Supplied entries:
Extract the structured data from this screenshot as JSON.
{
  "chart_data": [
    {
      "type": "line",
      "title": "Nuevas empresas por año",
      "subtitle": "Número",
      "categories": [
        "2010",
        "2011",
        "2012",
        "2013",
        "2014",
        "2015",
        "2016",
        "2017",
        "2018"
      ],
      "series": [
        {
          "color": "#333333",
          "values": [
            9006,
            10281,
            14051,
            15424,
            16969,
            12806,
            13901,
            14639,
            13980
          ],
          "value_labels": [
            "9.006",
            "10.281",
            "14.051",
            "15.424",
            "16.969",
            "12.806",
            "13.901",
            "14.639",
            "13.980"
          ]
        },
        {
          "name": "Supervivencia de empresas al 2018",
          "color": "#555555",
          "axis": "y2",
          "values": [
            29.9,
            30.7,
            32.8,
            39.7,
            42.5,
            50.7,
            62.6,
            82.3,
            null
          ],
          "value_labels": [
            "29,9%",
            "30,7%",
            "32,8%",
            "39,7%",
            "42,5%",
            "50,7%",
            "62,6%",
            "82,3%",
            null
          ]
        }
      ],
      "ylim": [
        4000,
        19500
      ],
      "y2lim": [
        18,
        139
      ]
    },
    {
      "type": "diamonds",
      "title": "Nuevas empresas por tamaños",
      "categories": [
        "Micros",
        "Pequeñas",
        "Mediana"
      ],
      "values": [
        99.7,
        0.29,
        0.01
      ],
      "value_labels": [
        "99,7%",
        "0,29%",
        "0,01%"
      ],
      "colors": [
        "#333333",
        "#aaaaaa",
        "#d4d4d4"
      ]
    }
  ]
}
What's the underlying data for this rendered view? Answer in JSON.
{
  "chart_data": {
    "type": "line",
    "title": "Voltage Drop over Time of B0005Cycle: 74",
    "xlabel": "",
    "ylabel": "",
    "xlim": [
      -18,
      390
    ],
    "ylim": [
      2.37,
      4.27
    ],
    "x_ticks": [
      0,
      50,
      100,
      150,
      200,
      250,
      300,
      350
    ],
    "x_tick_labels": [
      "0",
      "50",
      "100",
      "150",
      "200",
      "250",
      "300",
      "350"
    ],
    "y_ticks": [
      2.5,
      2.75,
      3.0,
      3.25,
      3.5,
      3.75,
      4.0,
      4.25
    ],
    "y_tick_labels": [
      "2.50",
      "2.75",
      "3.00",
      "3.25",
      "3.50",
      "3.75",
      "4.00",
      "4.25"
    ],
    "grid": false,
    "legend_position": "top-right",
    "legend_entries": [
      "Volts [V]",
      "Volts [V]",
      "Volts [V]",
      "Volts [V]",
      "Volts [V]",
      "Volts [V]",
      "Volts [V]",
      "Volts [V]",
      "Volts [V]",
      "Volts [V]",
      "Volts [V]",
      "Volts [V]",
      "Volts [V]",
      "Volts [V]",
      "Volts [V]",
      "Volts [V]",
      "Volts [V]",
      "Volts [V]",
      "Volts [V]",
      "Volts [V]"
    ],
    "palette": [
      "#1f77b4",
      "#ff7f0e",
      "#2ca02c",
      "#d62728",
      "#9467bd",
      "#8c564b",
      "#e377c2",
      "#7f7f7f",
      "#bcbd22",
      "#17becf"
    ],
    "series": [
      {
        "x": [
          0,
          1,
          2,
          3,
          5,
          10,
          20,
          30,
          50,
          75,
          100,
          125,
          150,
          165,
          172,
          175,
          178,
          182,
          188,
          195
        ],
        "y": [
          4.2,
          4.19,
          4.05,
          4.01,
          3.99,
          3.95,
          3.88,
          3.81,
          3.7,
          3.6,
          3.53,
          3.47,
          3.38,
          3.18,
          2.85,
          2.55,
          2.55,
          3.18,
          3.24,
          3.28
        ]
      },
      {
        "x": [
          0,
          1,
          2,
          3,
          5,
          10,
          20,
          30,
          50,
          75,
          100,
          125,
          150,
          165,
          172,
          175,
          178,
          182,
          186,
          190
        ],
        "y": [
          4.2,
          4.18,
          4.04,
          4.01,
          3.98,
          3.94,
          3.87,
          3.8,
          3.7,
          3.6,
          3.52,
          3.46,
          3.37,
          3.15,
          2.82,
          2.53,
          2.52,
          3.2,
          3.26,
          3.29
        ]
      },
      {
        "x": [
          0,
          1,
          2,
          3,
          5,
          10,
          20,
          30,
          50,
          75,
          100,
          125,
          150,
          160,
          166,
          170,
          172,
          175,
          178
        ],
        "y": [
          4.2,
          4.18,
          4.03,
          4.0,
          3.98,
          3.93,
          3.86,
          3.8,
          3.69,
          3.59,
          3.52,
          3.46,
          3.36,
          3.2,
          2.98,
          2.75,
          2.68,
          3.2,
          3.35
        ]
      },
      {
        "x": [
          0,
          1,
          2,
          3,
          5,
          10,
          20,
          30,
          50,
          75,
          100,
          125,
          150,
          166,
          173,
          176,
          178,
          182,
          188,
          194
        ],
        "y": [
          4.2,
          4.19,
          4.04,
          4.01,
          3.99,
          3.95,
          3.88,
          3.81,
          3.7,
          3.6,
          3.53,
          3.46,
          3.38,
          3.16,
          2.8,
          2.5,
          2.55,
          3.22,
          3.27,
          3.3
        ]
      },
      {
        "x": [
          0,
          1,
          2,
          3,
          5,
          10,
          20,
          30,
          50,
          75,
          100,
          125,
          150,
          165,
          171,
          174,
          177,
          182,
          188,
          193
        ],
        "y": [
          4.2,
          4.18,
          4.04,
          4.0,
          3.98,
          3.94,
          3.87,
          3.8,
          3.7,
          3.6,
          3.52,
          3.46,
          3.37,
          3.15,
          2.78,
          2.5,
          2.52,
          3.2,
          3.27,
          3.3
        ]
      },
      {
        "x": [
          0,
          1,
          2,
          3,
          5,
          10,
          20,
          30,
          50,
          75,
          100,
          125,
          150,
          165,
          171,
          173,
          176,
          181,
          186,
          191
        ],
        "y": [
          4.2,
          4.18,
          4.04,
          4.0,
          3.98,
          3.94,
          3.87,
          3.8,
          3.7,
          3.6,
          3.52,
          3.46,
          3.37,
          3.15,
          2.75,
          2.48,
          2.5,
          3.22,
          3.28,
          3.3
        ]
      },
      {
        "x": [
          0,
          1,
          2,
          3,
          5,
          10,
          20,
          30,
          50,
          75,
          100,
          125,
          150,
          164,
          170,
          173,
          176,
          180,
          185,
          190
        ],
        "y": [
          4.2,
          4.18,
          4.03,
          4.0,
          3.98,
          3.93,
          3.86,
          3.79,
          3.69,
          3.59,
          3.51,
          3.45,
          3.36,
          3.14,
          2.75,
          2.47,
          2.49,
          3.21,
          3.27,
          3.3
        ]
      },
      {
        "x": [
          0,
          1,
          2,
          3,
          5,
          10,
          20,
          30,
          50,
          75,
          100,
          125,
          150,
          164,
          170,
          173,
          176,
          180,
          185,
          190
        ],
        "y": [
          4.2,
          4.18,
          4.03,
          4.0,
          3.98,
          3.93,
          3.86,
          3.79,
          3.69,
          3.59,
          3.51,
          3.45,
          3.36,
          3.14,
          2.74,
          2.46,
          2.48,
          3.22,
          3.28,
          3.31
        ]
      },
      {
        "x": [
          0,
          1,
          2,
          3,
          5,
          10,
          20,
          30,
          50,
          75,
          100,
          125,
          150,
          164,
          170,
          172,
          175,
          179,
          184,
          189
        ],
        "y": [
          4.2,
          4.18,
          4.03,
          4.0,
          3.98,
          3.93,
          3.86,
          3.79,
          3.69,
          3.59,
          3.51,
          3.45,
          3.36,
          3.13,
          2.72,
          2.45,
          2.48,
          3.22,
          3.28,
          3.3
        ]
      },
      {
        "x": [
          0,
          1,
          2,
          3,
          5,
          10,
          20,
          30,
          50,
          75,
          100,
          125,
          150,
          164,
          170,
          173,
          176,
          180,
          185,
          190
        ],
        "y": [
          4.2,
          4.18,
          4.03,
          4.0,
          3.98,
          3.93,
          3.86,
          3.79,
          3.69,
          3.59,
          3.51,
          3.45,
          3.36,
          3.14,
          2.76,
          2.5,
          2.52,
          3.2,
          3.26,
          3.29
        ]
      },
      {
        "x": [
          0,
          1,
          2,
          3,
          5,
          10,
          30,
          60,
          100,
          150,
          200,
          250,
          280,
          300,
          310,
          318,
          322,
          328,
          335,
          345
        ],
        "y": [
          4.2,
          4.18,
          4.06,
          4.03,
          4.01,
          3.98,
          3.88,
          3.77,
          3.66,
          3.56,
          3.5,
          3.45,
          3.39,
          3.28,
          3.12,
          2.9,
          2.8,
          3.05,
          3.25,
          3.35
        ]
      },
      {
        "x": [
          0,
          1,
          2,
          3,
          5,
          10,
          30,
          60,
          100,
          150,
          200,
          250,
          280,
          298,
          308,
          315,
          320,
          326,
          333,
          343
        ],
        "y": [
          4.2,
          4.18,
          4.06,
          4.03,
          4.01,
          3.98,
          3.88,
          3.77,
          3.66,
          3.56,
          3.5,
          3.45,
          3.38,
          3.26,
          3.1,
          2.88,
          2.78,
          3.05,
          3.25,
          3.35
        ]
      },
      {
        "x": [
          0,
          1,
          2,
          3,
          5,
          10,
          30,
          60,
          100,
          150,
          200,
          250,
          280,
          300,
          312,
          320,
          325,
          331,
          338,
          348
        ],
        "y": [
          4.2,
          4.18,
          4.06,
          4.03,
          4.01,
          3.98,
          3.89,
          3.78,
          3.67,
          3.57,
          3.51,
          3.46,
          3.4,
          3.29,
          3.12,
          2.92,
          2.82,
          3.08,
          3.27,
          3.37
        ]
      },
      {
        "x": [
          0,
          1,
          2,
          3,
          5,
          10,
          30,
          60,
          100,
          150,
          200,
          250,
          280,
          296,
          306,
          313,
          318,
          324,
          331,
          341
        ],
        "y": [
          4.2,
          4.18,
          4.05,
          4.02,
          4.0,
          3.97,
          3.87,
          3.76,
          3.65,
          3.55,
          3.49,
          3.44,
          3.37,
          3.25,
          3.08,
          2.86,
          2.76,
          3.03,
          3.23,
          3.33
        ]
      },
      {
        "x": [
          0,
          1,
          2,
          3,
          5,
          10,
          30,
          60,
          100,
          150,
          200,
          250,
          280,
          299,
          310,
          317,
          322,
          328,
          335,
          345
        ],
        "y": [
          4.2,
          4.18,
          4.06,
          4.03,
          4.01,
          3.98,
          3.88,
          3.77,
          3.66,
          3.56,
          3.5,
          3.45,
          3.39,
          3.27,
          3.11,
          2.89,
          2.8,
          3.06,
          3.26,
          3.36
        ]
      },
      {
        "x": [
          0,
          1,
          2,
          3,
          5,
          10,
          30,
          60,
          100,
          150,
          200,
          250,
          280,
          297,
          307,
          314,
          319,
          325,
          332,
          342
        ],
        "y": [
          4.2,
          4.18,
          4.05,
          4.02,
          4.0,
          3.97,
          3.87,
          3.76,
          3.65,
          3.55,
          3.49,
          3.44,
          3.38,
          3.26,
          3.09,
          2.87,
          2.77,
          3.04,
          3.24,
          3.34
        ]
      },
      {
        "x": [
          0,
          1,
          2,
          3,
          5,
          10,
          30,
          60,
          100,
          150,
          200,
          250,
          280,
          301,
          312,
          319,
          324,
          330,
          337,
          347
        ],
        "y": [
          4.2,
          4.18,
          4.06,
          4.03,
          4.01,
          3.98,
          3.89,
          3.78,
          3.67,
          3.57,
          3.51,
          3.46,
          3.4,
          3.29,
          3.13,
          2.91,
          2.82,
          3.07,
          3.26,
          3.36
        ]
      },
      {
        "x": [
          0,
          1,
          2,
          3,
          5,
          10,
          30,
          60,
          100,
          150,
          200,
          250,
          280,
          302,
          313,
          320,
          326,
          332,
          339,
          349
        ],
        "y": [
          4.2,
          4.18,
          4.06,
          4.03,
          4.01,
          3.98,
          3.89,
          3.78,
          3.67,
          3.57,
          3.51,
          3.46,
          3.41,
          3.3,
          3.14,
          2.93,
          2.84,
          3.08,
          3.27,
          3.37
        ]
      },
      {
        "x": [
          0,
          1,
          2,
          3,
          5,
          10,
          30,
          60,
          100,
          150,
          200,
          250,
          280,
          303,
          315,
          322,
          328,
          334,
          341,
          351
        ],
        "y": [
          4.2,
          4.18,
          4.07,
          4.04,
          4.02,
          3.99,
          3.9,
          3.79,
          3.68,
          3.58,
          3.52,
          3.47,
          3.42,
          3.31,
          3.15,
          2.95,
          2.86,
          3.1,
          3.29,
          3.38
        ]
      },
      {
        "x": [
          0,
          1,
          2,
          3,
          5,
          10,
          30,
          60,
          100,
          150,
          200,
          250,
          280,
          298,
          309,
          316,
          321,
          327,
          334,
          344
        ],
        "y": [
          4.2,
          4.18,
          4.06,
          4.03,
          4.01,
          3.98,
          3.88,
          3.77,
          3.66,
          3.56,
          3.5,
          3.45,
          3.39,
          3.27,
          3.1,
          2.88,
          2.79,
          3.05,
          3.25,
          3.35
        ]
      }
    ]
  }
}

What you have to do: Write out every line of the preceding listing that contains "JSON".

Response:
Extract the structured data from this screenshot as JSON.
What's the underlying data for this rendered view? Answer in JSON.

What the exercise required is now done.